Objective.
Go through the listing and copy every line word for word.
------------
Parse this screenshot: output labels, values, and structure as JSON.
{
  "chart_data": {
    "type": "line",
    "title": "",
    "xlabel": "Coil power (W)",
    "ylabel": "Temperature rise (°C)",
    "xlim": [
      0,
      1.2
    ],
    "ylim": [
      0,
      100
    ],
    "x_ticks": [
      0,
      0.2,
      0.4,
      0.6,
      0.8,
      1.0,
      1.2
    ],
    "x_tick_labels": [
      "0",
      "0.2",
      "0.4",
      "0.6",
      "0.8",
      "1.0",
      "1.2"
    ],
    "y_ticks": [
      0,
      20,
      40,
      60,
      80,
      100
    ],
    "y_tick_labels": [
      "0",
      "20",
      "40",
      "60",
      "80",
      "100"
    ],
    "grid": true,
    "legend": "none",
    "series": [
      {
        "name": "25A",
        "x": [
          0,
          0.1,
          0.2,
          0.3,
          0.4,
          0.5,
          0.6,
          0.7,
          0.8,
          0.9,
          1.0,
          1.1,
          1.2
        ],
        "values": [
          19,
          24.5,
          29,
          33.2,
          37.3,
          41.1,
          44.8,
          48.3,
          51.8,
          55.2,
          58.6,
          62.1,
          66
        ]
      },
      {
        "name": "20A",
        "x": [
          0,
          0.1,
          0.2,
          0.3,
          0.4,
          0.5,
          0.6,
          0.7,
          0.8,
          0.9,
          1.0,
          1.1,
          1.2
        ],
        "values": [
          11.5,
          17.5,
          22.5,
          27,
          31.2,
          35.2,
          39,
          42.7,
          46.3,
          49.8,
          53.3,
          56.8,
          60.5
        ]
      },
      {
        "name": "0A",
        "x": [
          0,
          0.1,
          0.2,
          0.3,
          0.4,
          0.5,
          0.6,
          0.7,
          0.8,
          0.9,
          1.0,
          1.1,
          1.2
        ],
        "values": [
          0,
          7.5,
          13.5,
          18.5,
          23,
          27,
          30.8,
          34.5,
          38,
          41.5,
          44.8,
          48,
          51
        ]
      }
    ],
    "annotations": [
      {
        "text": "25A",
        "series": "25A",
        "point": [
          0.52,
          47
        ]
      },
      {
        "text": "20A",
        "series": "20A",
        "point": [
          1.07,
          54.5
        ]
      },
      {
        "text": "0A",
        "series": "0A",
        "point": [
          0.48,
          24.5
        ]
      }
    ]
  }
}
------------
Task result.
Parse this screenshot: output labels, values, and structure as JSON.
{
  "chart_data": {
    "type": "line",
    "title": "",
    "xlabel": "Coil power (W)",
    "ylabel": "Temperature rise (°C)",
    "xlim": [
      0,
      1.2
    ],
    "ylim": [
      0,
      100
    ],
    "x_ticks": [
      0,
      0.2,
      0.4,
      0.6,
      0.8,
      1.0,
      1.2
    ],
    "x_tick_labels": [
      "0",
      "0.2",
      "0.4",
      "0.6",
      "0.8",
      "1.0",
      "1.2"
    ],
    "y_ticks": [
      0,
      20,
      40,
      60,
      80,
      100
    ],
    "y_tick_labels": [
      "0",
      "20",
      "40",
      "60",
      "80",
      "100"
    ],
    "grid": true,
    "legend": "none",
    "series": [
      {
        "name": "25A",
        "x": [
          0,
          0.1,
          0.2,
          0.3,
          0.4,
          0.5,
          0.6,
          0.7,
          0.8,
          0.9,
          1.0,
          1.1,
          1.2
        ],
        "values": [
          19,
          24.5,
          29,
          33.2,
          37.3,
          41.1,
          44.8,
          48.3,
          51.8,
          55.2,
          58.6,
          62.1,
          66
        ]
      },
      {
        "name": "20A",
        "x": [
          0,
          0.1,
          0.2,
          0.3,
          0.4,
          0.5,
          0.6,
          0.7,
          0.8,
          0.9,
          1.0,
          1.1,
          1.2
        ],
        "values": [
          11.5,
          17.5,
          22.5,
          27,
          31.2,
          35.2,
          39,
          42.7,
          46.3,
          49.8,
          53.3,
          56.8,
          60.5
        ]
      },
      {
        "name": "0A",
        "x": [
          0,
          0.1,
          0.2,
          0.3,
          0.4,
          0.5,
          0.6,
          0.7,
          0.8,
          0.9,
          1.0,
          1.1,
          1.2
        ],
        "values": [
          0,
          7.5,
          13.5,
          18.5,
          23,
          27,
          30.8,
          34.5,
          38,
          41.5,
          44.8,
          48,
          51
        ]
      }
    ],
    "annotations": [
      {
        "text": "25A",
        "series": "25A",
        "point": [
          0.52,
          47
        ]
      },
      {
        "text": "20A",
        "series": "20A",
        "point": [
          1.07,
          54.5
        ]
      },
      {
        "text": "0A",
        "series": "0A",
        "point": [
          0.48,
          24.5
        ]
      }
    ]
  }
}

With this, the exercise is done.